▶ **DESCRIPTION OF THE TASK**:
Turn everything from the start of the data down to the line that contains "shortcut-arrow-icon (100, 35, 117, 52)", both ends included, into a JSON list of strings with one string per line. Leave out any blank lines.

▶ **Part of a data file**:
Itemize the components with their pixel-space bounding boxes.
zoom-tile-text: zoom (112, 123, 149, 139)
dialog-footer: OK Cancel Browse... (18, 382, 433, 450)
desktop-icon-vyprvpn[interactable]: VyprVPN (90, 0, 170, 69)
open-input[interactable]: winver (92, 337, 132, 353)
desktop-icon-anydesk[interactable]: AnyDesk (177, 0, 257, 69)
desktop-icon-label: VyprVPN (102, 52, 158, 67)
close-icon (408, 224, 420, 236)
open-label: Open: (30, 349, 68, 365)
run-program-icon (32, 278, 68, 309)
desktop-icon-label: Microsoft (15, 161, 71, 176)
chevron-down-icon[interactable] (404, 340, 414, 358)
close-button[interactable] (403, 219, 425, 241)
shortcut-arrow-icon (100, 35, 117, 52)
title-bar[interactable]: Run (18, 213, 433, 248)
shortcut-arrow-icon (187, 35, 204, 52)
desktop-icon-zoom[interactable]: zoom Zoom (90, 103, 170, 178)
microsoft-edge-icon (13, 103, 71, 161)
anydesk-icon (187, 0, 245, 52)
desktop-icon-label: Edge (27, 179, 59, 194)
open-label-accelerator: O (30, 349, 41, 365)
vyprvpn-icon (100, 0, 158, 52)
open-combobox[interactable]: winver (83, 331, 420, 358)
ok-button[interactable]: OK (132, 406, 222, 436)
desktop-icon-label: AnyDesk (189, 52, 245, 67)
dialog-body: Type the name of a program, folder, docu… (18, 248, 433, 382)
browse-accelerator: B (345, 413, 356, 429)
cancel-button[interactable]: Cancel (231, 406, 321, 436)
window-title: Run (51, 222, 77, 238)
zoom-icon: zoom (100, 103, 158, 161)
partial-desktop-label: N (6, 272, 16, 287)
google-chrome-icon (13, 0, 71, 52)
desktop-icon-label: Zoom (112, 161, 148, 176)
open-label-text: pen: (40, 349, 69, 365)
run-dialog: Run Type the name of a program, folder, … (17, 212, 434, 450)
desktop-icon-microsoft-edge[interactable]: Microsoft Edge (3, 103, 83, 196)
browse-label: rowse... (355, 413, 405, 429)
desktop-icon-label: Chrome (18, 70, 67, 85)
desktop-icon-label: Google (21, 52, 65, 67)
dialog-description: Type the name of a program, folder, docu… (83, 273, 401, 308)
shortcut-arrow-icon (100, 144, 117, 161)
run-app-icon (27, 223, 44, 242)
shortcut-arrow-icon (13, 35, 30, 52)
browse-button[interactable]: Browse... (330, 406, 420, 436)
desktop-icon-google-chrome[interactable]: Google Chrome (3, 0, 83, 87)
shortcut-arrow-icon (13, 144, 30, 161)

▶ **FINISHED ANSWER**:
[
  "Itemize the components with their pixel-space bounding boxes.",
  "zoom-tile-text: zoom (112, 123, 149, 139)",
  "dialog-footer: OK Cancel Browse... (18, 382, 433, 450)",
  "desktop-icon-vyprvpn[interactable]: VyprVPN (90, 0, 170, 69)",
  "open-input[interactable]: winver (92, 337, 132, 353)",
  "desktop-icon-anydesk[interactable]: AnyDesk (177, 0, 257, 69)",
  "desktop-icon-label: VyprVPN (102, 52, 158, 67)",
  "close-icon (408, 224, 420, 236)",
  "open-label: Open: (30, 349, 68, 365)",
  "run-program-icon (32, 278, 68, 309)",
  "desktop-icon-label: Microsoft (15, 161, 71, 176)",
  "chevron-down-icon[interactable] (404, 340, 414, 358)",
  "close-button[interactable] (403, 219, 425, 241)",
  "shortcut-arrow-icon (100, 35, 117, 52)"
]